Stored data

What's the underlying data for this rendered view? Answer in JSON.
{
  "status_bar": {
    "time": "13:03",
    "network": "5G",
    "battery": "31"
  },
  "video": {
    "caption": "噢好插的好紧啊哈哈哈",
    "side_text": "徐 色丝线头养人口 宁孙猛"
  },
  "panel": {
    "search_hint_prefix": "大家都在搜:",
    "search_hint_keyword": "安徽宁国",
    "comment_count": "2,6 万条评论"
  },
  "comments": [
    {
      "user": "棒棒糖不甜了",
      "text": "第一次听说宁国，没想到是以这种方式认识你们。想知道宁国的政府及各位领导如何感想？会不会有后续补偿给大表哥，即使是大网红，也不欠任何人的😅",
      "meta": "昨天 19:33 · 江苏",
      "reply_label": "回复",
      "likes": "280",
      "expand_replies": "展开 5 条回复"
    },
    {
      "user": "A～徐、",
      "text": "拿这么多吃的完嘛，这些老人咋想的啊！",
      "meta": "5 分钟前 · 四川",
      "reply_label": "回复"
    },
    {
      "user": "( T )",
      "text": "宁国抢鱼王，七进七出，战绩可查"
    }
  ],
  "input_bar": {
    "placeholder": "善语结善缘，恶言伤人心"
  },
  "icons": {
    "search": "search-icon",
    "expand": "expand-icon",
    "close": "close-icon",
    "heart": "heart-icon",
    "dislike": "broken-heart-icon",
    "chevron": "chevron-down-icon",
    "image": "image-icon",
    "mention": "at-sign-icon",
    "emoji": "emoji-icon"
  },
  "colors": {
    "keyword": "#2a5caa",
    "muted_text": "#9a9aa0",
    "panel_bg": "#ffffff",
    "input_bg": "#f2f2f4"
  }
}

PROBLEM REQUIREMENTS —
Exactly reproduce every line found in the records.

ANSWER —
What's the underlying data for this rendered view? Answer in JSON.
{
  "status_bar": {
    "time": "13:03",
    "network": "5G",
    "battery": "31"
  },
  "video": {
    "caption": "噢好插的好紧啊哈哈哈",
    "side_text": "徐 色丝线头养人口 宁孙猛"
  },
  "panel": {
    "search_hint_prefix": "大家都在搜:",
    "search_hint_keyword": "安徽宁国",
    "comment_count": "2,6 万条评论"
  },
  "comments": [
    {
      "user": "棒棒糖不甜了",
      "text": "第一次听说宁国，没想到是以这种方式认识你们。想知道宁国的政府及各位领导如何感想？会不会有后续补偿给大表哥，即使是大网红，也不欠任何人的😅",
      "meta": "昨天 19:33 · 江苏",
      "reply_label": "回复",
      "likes": "280",
      "expand_replies": "展开 5 条回复"
    },
    {
      "user": "A～徐、",
      "text": "拿这么多吃的完嘛，这些老人咋想的啊！",
      "meta": "5 分钟前 · 四川",
      "reply_label": "回复"
    },
    {
      "user": "( T )",
      "text": "宁国抢鱼王，七进七出，战绩可查"
    }
  ],
  "input_bar": {
    "placeholder": "善语结善缘，恶言伤人心"
  },
  "icons": {
    "search": "search-icon",
    "expand": "expand-icon",
    "close": "close-icon",
    "heart": "heart-icon",
    "dislike": "broken-heart-icon",
    "chevron": "chevron-down-icon",
    "image": "image-icon",
    "mention": "at-sign-icon",
    "emoji": "emoji-icon"
  },
  "colors": {
    "keyword": "#2a5caa",
    "muted_text": "#9a9aa0",
    "panel_bg": "#ffffff",
    "input_bg": "#f2f2f4"
  }
}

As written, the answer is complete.